**GOAL OF THE EXERCISE**:
In the material below, list every line carrying the string "opinie".

╔══

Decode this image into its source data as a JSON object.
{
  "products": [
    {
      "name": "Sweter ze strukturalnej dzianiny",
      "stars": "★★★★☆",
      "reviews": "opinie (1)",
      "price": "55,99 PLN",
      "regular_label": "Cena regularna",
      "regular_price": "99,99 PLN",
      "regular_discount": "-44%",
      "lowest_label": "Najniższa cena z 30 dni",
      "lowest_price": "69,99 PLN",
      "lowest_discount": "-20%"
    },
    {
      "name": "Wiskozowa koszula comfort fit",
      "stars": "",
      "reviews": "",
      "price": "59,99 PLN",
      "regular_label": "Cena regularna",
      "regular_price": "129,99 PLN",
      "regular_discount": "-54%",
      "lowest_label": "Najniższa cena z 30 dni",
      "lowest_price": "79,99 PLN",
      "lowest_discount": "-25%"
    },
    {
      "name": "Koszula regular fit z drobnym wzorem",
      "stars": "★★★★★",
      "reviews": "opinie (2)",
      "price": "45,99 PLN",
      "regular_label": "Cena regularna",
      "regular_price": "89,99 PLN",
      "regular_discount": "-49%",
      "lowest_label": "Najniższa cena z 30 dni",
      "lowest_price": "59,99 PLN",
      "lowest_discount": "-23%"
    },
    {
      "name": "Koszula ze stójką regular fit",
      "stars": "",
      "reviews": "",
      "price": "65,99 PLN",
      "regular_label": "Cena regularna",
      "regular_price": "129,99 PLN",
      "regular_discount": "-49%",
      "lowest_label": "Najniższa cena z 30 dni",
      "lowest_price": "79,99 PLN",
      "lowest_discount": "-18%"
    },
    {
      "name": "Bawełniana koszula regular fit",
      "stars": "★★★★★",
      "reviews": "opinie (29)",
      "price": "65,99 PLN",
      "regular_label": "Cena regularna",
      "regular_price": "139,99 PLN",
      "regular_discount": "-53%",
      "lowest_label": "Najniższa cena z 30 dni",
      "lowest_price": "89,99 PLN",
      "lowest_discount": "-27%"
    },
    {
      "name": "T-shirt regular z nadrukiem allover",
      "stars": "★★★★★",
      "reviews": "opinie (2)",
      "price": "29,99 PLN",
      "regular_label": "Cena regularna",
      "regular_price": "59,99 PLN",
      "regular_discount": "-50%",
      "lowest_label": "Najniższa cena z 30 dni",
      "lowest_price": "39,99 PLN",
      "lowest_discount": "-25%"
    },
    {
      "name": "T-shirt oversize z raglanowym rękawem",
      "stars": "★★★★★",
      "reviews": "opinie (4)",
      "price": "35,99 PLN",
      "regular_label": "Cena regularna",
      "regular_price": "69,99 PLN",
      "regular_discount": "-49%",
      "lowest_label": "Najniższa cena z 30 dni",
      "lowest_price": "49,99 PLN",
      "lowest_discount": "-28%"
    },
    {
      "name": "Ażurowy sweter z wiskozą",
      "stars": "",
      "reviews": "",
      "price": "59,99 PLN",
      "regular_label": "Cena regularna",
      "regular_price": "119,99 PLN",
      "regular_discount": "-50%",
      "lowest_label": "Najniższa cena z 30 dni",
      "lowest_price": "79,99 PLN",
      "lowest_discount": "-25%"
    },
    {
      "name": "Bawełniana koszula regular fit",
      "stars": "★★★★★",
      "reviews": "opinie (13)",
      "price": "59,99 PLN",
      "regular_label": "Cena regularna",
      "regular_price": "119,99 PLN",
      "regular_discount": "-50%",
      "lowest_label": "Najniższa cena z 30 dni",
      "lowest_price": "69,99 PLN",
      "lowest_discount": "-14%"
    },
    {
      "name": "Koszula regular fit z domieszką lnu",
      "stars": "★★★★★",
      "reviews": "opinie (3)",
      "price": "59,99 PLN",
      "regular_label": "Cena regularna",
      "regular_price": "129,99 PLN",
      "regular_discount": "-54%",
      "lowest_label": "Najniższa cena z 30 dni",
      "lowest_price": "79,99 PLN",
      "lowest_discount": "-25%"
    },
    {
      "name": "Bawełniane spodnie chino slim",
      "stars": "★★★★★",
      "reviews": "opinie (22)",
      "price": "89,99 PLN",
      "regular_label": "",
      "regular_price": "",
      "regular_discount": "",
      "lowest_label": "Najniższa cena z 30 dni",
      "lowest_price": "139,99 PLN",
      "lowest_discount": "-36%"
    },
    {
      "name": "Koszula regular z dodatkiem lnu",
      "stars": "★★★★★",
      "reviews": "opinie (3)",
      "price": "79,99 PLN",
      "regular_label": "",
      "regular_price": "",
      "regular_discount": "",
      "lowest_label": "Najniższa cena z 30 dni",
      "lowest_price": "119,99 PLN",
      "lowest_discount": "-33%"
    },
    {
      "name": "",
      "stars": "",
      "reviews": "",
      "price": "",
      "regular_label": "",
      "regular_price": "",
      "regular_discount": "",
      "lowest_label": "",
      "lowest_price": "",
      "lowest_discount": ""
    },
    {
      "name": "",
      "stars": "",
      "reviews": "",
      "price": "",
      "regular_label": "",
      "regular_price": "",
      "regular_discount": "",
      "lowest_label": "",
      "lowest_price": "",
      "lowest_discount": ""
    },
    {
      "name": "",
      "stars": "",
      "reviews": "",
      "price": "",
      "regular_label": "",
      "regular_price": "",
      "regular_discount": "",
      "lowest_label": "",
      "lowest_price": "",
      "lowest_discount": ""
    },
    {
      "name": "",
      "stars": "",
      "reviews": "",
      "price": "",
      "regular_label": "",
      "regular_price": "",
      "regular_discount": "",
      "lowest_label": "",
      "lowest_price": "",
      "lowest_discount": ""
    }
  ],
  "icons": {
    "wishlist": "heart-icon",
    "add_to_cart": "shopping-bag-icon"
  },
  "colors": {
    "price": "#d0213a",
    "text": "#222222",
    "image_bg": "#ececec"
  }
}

╚══

**SOLUTION TO THE EXERCISE**:
      "reviews": "opinie (1)",
      "reviews": "opinie (2)",
      "reviews": "opinie (29)",
      "reviews": "opinie (2)",
      "reviews": "opinie (4)",
      "reviews": "opinie (13)",
      "reviews": "opinie (3)",
      "reviews": "opinie (22)",
      "reviews": "opinie (3)",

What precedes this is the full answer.